**MATERIAL:**
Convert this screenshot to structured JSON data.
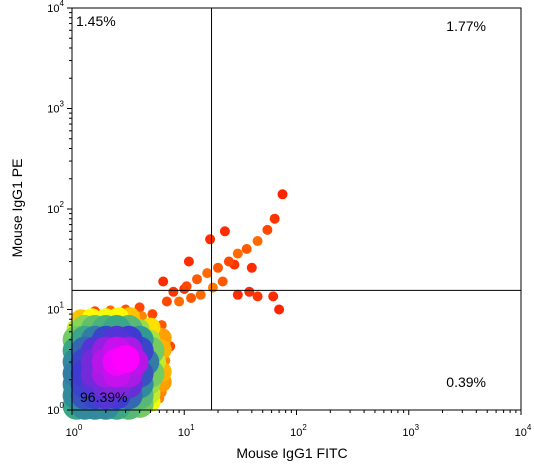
{
  "chart_data": {
    "type": "scatter",
    "subtype": "flow-cytometry-density-dot-plot",
    "xlabel": "Mouse IgG1 FITC",
    "ylabel": "Mouse IgG1 PE",
    "xscale": "log",
    "yscale": "log",
    "xlim": [
      1,
      10000
    ],
    "ylim": [
      1,
      10000
    ],
    "xticks": [
      {
        "base": "10",
        "exp": "0",
        "value": 1
      },
      {
        "base": "10",
        "exp": "1",
        "value": 10
      },
      {
        "base": "10",
        "exp": "2",
        "value": 100
      },
      {
        "base": "10",
        "exp": "3",
        "value": 1000
      },
      {
        "base": "10",
        "exp": "4",
        "value": 10000
      }
    ],
    "yticks": [
      {
        "base": "10",
        "exp": "0",
        "value": 1
      },
      {
        "base": "10",
        "exp": "1",
        "value": 10
      },
      {
        "base": "10",
        "exp": "2",
        "value": 100
      },
      {
        "base": "10",
        "exp": "3",
        "value": 1000
      },
      {
        "base": "10",
        "exp": "4",
        "value": 10000
      }
    ],
    "gate": {
      "x": 17.5,
      "y": 15.5
    },
    "quadrants": {
      "upper_left": "1.45%",
      "upper_right": "1.77%",
      "lower_left": "96.39%",
      "lower_right": "0.39%"
    },
    "density_colors": [
      "#ff0000",
      "#ff7f00",
      "#ffff00",
      "#7fd35a",
      "#2e9f8f",
      "#3b3bd0",
      "#9a1fe0",
      "#ff00ff"
    ],
    "points": [
      {
        "x": 1.1,
        "y": 1.1,
        "d": 0.55
      },
      {
        "x": 1.3,
        "y": 1.1,
        "d": 0.6
      },
      {
        "x": 1.6,
        "y": 1.1,
        "d": 0.6
      },
      {
        "x": 2.0,
        "y": 1.1,
        "d": 0.6
      },
      {
        "x": 2.5,
        "y": 1.1,
        "d": 0.55
      },
      {
        "x": 3.2,
        "y": 1.1,
        "d": 0.5
      },
      {
        "x": 4.0,
        "y": 1.15,
        "d": 0.45
      },
      {
        "x": 5.0,
        "y": 1.2,
        "d": 0.3
      },
      {
        "x": 6.0,
        "y": 1.3,
        "d": 0.15
      },
      {
        "x": 1.1,
        "y": 1.4,
        "d": 0.6
      },
      {
        "x": 1.3,
        "y": 1.4,
        "d": 0.68
      },
      {
        "x": 1.6,
        "y": 1.4,
        "d": 0.7
      },
      {
        "x": 2.0,
        "y": 1.4,
        "d": 0.75
      },
      {
        "x": 2.5,
        "y": 1.4,
        "d": 0.72
      },
      {
        "x": 3.2,
        "y": 1.4,
        "d": 0.65
      },
      {
        "x": 4.0,
        "y": 1.4,
        "d": 0.5
      },
      {
        "x": 5.0,
        "y": 1.45,
        "d": 0.35
      },
      {
        "x": 6.3,
        "y": 1.5,
        "d": 0.15
      },
      {
        "x": 1.1,
        "y": 1.8,
        "d": 0.6
      },
      {
        "x": 1.3,
        "y": 1.8,
        "d": 0.7
      },
      {
        "x": 1.6,
        "y": 1.8,
        "d": 0.75
      },
      {
        "x": 2.0,
        "y": 1.8,
        "d": 0.8
      },
      {
        "x": 2.5,
        "y": 1.8,
        "d": 0.82
      },
      {
        "x": 3.2,
        "y": 1.8,
        "d": 0.78
      },
      {
        "x": 4.0,
        "y": 1.8,
        "d": 0.6
      },
      {
        "x": 5.0,
        "y": 1.8,
        "d": 0.4
      },
      {
        "x": 6.3,
        "y": 1.9,
        "d": 0.18
      },
      {
        "x": 1.1,
        "y": 2.3,
        "d": 0.62
      },
      {
        "x": 1.3,
        "y": 2.3,
        "d": 0.72
      },
      {
        "x": 1.6,
        "y": 2.3,
        "d": 0.8
      },
      {
        "x": 2.0,
        "y": 2.3,
        "d": 0.88
      },
      {
        "x": 2.5,
        "y": 2.3,
        "d": 0.92
      },
      {
        "x": 3.2,
        "y": 2.3,
        "d": 0.88
      },
      {
        "x": 4.0,
        "y": 2.3,
        "d": 0.68
      },
      {
        "x": 5.0,
        "y": 2.3,
        "d": 0.45
      },
      {
        "x": 6.3,
        "y": 2.4,
        "d": 0.2
      },
      {
        "x": 1.1,
        "y": 3.0,
        "d": 0.6
      },
      {
        "x": 1.3,
        "y": 3.0,
        "d": 0.7
      },
      {
        "x": 1.6,
        "y": 3.0,
        "d": 0.8
      },
      {
        "x": 2.0,
        "y": 3.0,
        "d": 0.9
      },
      {
        "x": 2.5,
        "y": 3.0,
        "d": 0.98
      },
      {
        "x": 3.0,
        "y": 3.2,
        "d": 1.0
      },
      {
        "x": 3.6,
        "y": 3.0,
        "d": 0.9
      },
      {
        "x": 4.5,
        "y": 3.0,
        "d": 0.62
      },
      {
        "x": 5.6,
        "y": 3.0,
        "d": 0.35
      },
      {
        "x": 6.8,
        "y": 3.1,
        "d": 0.15
      },
      {
        "x": 1.1,
        "y": 3.9,
        "d": 0.55
      },
      {
        "x": 1.3,
        "y": 3.9,
        "d": 0.65
      },
      {
        "x": 1.6,
        "y": 3.9,
        "d": 0.75
      },
      {
        "x": 2.0,
        "y": 3.9,
        "d": 0.85
      },
      {
        "x": 2.5,
        "y": 3.9,
        "d": 0.92
      },
      {
        "x": 3.2,
        "y": 3.9,
        "d": 0.88
      },
      {
        "x": 4.0,
        "y": 3.9,
        "d": 0.7
      },
      {
        "x": 5.0,
        "y": 3.9,
        "d": 0.45
      },
      {
        "x": 6.3,
        "y": 4.0,
        "d": 0.2
      },
      {
        "x": 7.5,
        "y": 4.3,
        "d": 0.08
      },
      {
        "x": 1.1,
        "y": 5.0,
        "d": 0.45
      },
      {
        "x": 1.3,
        "y": 5.0,
        "d": 0.55
      },
      {
        "x": 1.6,
        "y": 5.0,
        "d": 0.62
      },
      {
        "x": 2.0,
        "y": 5.0,
        "d": 0.7
      },
      {
        "x": 2.5,
        "y": 5.0,
        "d": 0.75
      },
      {
        "x": 3.2,
        "y": 5.0,
        "d": 0.72
      },
      {
        "x": 4.0,
        "y": 5.0,
        "d": 0.58
      },
      {
        "x": 5.0,
        "y": 5.0,
        "d": 0.38
      },
      {
        "x": 6.3,
        "y": 5.2,
        "d": 0.18
      },
      {
        "x": 1.1,
        "y": 6.4,
        "d": 0.35
      },
      {
        "x": 1.3,
        "y": 6.4,
        "d": 0.42
      },
      {
        "x": 1.6,
        "y": 6.4,
        "d": 0.48
      },
      {
        "x": 2.0,
        "y": 6.4,
        "d": 0.52
      },
      {
        "x": 2.5,
        "y": 6.4,
        "d": 0.55
      },
      {
        "x": 3.2,
        "y": 6.4,
        "d": 0.5
      },
      {
        "x": 4.0,
        "y": 6.4,
        "d": 0.4
      },
      {
        "x": 5.0,
        "y": 6.6,
        "d": 0.25
      },
      {
        "x": 6.3,
        "y": 7.0,
        "d": 0.1
      },
      {
        "x": 1.2,
        "y": 8.0,
        "d": 0.22
      },
      {
        "x": 1.5,
        "y": 8.2,
        "d": 0.28
      },
      {
        "x": 2.0,
        "y": 8.2,
        "d": 0.3
      },
      {
        "x": 2.6,
        "y": 8.4,
        "d": 0.28
      },
      {
        "x": 3.3,
        "y": 8.4,
        "d": 0.22
      },
      {
        "x": 4.2,
        "y": 8.6,
        "d": 0.15
      },
      {
        "x": 5.2,
        "y": 9.0,
        "d": 0.08
      },
      {
        "x": 1.6,
        "y": 9.6,
        "d": 0.08
      },
      {
        "x": 2.2,
        "y": 9.8,
        "d": 0.12
      },
      {
        "x": 3.0,
        "y": 10.0,
        "d": 0.1
      },
      {
        "x": 4.0,
        "y": 10.5,
        "d": 0.08
      },
      {
        "x": 7.0,
        "y": 12.0,
        "d": 0.08
      },
      {
        "x": 9.0,
        "y": 12.0,
        "d": 0.12
      },
      {
        "x": 11.5,
        "y": 13.0,
        "d": 0.1
      },
      {
        "x": 14.0,
        "y": 14.0,
        "d": 0.12
      },
      {
        "x": 18.0,
        "y": 16.5,
        "d": 0.14
      },
      {
        "x": 22.0,
        "y": 19.0,
        "d": 0.1
      },
      {
        "x": 8.0,
        "y": 15.0,
        "d": 0.06
      },
      {
        "x": 10.5,
        "y": 17.0,
        "d": 0.08
      },
      {
        "x": 13.0,
        "y": 20.0,
        "d": 0.1
      },
      {
        "x": 16.0,
        "y": 23.0,
        "d": 0.12
      },
      {
        "x": 20.0,
        "y": 26.0,
        "d": 0.1
      },
      {
        "x": 25.0,
        "y": 30.0,
        "d": 0.08
      },
      {
        "x": 30.0,
        "y": 36.0,
        "d": 0.12
      },
      {
        "x": 36.0,
        "y": 40.0,
        "d": 0.1
      },
      {
        "x": 45.0,
        "y": 48.0,
        "d": 0.12
      },
      {
        "x": 55.0,
        "y": 62.0,
        "d": 0.08
      },
      {
        "x": 64.0,
        "y": 80.0,
        "d": 0.06
      },
      {
        "x": 75.0,
        "y": 140.0,
        "d": 0.04
      },
      {
        "x": 11.0,
        "y": 30.0,
        "d": 0.05
      },
      {
        "x": 17.0,
        "y": 50.0,
        "d": 0.05
      },
      {
        "x": 28.0,
        "y": 28.0,
        "d": 0.06
      },
      {
        "x": 40.0,
        "y": 26.0,
        "d": 0.05
      },
      {
        "x": 23.0,
        "y": 60.0,
        "d": 0.05
      },
      {
        "x": 10.0,
        "y": 16.0,
        "d": 0.06
      },
      {
        "x": 30.0,
        "y": 14.0,
        "d": 0.05
      },
      {
        "x": 45.0,
        "y": 13.5,
        "d": 0.06
      },
      {
        "x": 62.0,
        "y": 13.5,
        "d": 0.05
      },
      {
        "x": 70.0,
        "y": 10.0,
        "d": 0.04
      },
      {
        "x": 38.0,
        "y": 15.0,
        "d": 0.05
      },
      {
        "x": 6.5,
        "y": 19.0,
        "d": 0.05
      }
    ]
  }
}
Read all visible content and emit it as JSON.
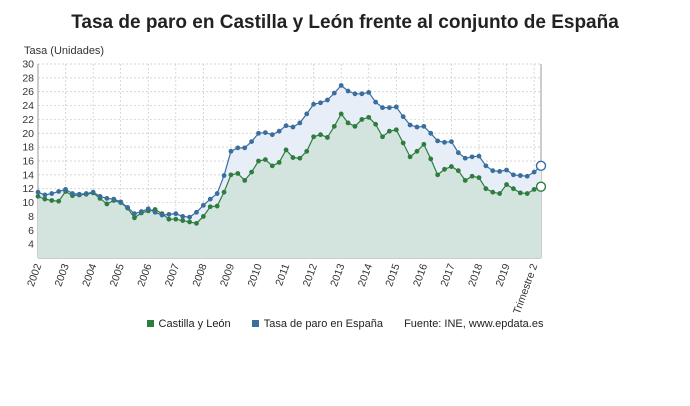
{
  "chart_data": {
    "type": "line",
    "title": "Tasa de paro en Castilla y León frente al conjunto de España",
    "ylabel": "Tasa (Unidades)",
    "xlabel": "",
    "ylim": [
      2,
      30
    ],
    "y_ticks": [
      4,
      6,
      8,
      10,
      12,
      14,
      16,
      18,
      20,
      22,
      24,
      26,
      28,
      30
    ],
    "x_tick_labels": [
      "2002",
      "2003",
      "2004",
      "2005",
      "2006",
      "2007",
      "2008",
      "2009",
      "2010",
      "2011",
      "2012",
      "2013",
      "2014",
      "2015",
      "2016",
      "2017",
      "2018",
      "2019",
      "Trimestre 2"
    ],
    "grid": true,
    "legend_position": "bottom",
    "source": "Fuente: INE, www.epdata.es",
    "colors": {
      "castilla": "#2e7d3e",
      "espana": "#3a6e9e"
    },
    "x_quarters": [
      "2002-T1",
      "2002-T2",
      "2002-T3",
      "2002-T4",
      "2003-T1",
      "2003-T2",
      "2003-T3",
      "2003-T4",
      "2004-T1",
      "2004-T2",
      "2004-T3",
      "2004-T4",
      "2005-T1",
      "2005-T2",
      "2005-T3",
      "2005-T4",
      "2006-T1",
      "2006-T2",
      "2006-T3",
      "2006-T4",
      "2007-T1",
      "2007-T2",
      "2007-T3",
      "2007-T4",
      "2008-T1",
      "2008-T2",
      "2008-T3",
      "2008-T4",
      "2009-T1",
      "2009-T2",
      "2009-T3",
      "2009-T4",
      "2010-T1",
      "2010-T2",
      "2010-T3",
      "2010-T4",
      "2011-T1",
      "2011-T2",
      "2011-T3",
      "2011-T4",
      "2012-T1",
      "2012-T2",
      "2012-T3",
      "2012-T4",
      "2013-T1",
      "2013-T2",
      "2013-T3",
      "2013-T4",
      "2014-T1",
      "2014-T2",
      "2014-T3",
      "2014-T4",
      "2015-T1",
      "2015-T2",
      "2015-T3",
      "2015-T4",
      "2016-T1",
      "2016-T2",
      "2016-T3",
      "2016-T4",
      "2017-T1",
      "2017-T2",
      "2017-T3",
      "2017-T4",
      "2018-T1",
      "2018-T2",
      "2018-T3",
      "2018-T4",
      "2019-T1",
      "2019-T2",
      "2019-T3",
      "2019-T4",
      "2020-T1",
      "2020-T2"
    ],
    "series": [
      {
        "name": "Castilla y León",
        "values": [
          10.9,
          10.5,
          10.3,
          10.2,
          11.6,
          11.0,
          11.1,
          11.2,
          11.4,
          10.6,
          9.8,
          10.3,
          10.0,
          9.2,
          7.8,
          8.5,
          8.8,
          9.0,
          8.4,
          7.6,
          7.6,
          7.4,
          7.2,
          7.0,
          8.0,
          9.4,
          9.5,
          11.5,
          14.0,
          14.2,
          13.2,
          14.4,
          16.0,
          16.2,
          15.3,
          15.8,
          17.6,
          16.5,
          16.4,
          17.4,
          19.5,
          19.8,
          19.4,
          21.0,
          22.8,
          21.5,
          21.0,
          22.0,
          22.3,
          21.3,
          19.5,
          20.3,
          20.5,
          18.6,
          16.6,
          17.4,
          18.4,
          16.3,
          14.0,
          14.8,
          15.2,
          14.6,
          13.2,
          13.8,
          13.6,
          12.0,
          11.5,
          11.3,
          12.6,
          12.0,
          11.4,
          11.3,
          11.9,
          12.3
        ]
      },
      {
        "name": "Tasa de paro en España",
        "values": [
          11.5,
          11.1,
          11.3,
          11.6,
          11.9,
          11.3,
          11.2,
          11.3,
          11.5,
          10.9,
          10.6,
          10.5,
          10.1,
          9.3,
          8.4,
          8.7,
          9.1,
          8.6,
          8.2,
          8.3,
          8.4,
          8.0,
          7.9,
          8.6,
          9.6,
          10.5,
          11.3,
          13.9,
          17.4,
          17.9,
          17.9,
          18.8,
          20.0,
          20.1,
          19.8,
          20.3,
          21.1,
          20.9,
          21.5,
          22.8,
          24.2,
          24.4,
          24.8,
          25.8,
          26.9,
          26.1,
          25.7,
          25.7,
          25.9,
          24.5,
          23.7,
          23.7,
          23.8,
          22.4,
          21.2,
          20.9,
          21.0,
          20.0,
          18.9,
          18.7,
          18.8,
          17.2,
          16.4,
          16.6,
          16.7,
          15.3,
          14.6,
          14.5,
          14.7,
          14.0,
          13.9,
          13.8,
          14.4,
          15.3
        ]
      }
    ]
  }
}
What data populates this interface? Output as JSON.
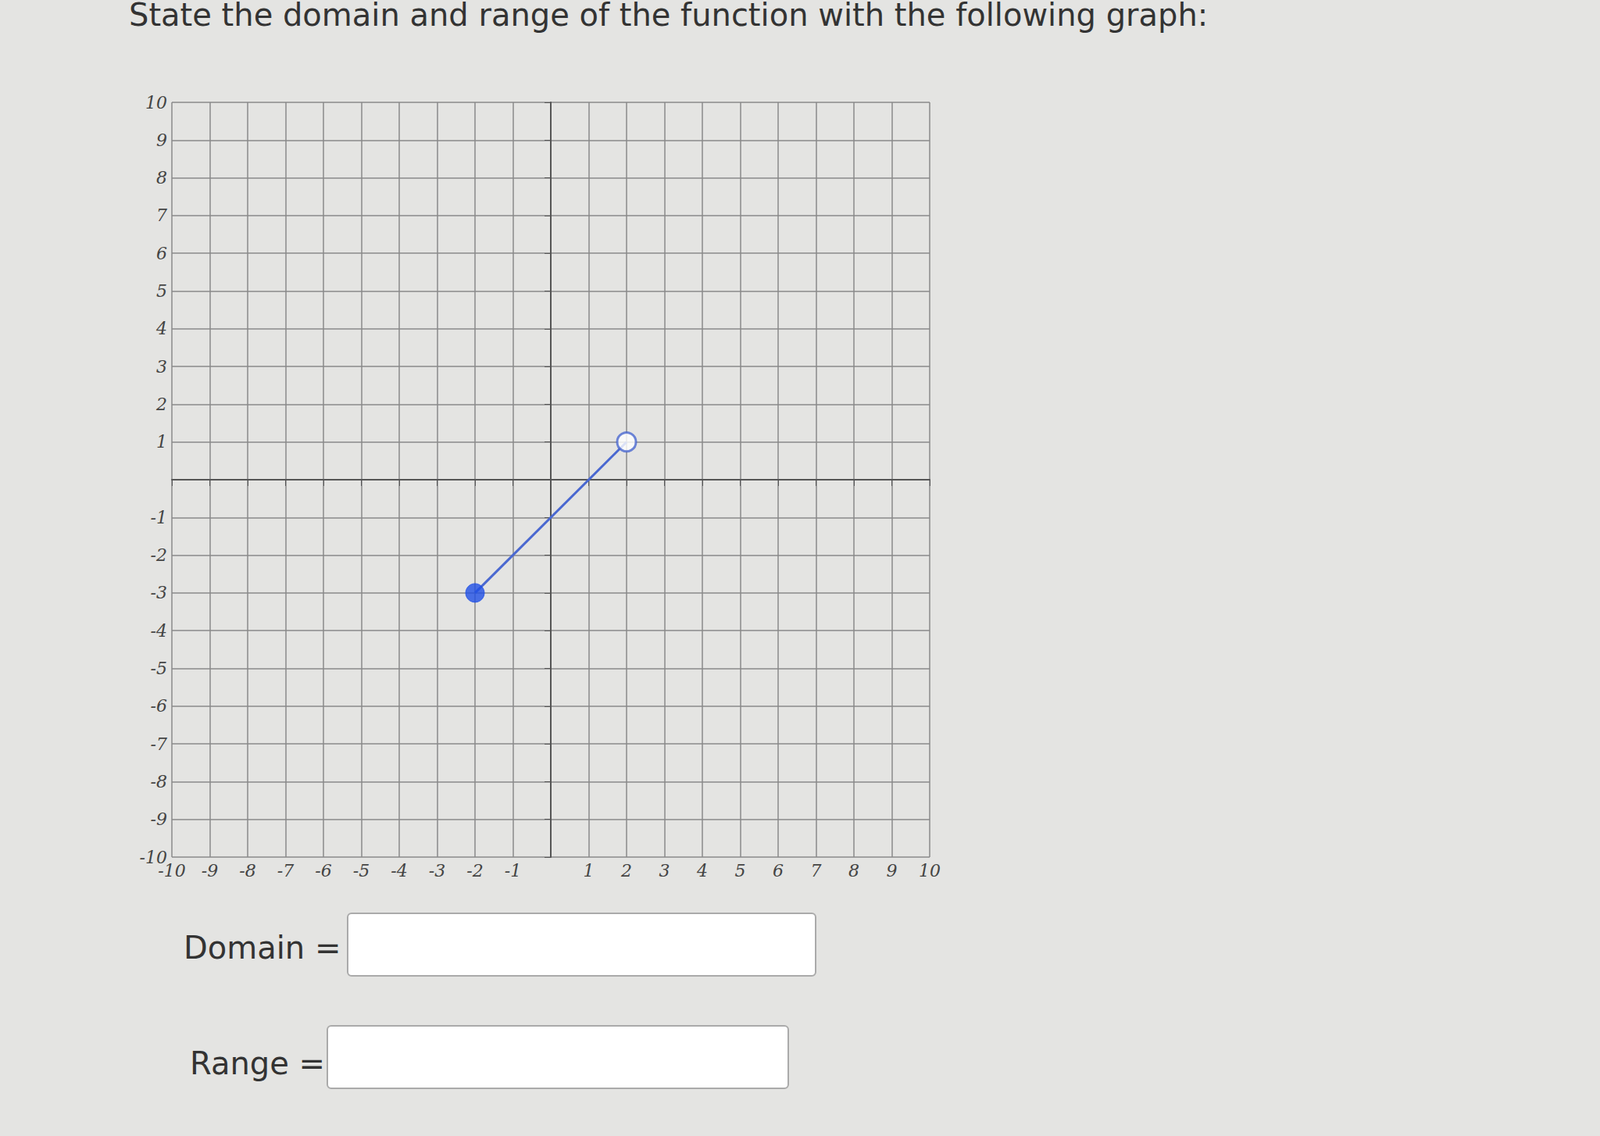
{
  "chart_data": {
    "type": "line",
    "title": "State the domain and range of the function with the following graph:",
    "x": [
      -2,
      2
    ],
    "series": [
      {
        "type": "line",
        "color": "#4a68d0",
        "values": [
          -3,
          1
        ],
        "marker": "none"
      },
      {
        "type": "scatter",
        "color": "#1f4fe6",
        "values": [
          -3,
          null
        ],
        "marker": "filled"
      },
      {
        "type": "scatter",
        "color": "#4a68d0",
        "values": [
          null,
          1
        ],
        "marker": "open"
      }
    ],
    "xlim": [
      -10,
      10
    ],
    "ylim": [
      -10,
      10
    ],
    "xticks": [
      -10,
      -9,
      -8,
      -7,
      -6,
      -5,
      -4,
      -3,
      -2,
      -1,
      1,
      2,
      3,
      4,
      5,
      6,
      7,
      8,
      9,
      10
    ],
    "yticks": [
      -10,
      -9,
      -8,
      -7,
      -6,
      -5,
      -4,
      -3,
      -2,
      -1,
      1,
      2,
      3,
      4,
      5,
      6,
      7,
      8,
      9,
      10
    ],
    "grid": true,
    "annotations": [
      "Domain =",
      "Range ="
    ]
  }
}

**EXERCISE DIRECTIONS:**
Gather all the lines that include the word "this" and copy them out.

**EXPECTED ANSWER:**
Convert this screenshot to structured JSON data.
What data populates this interface? Output as JSON.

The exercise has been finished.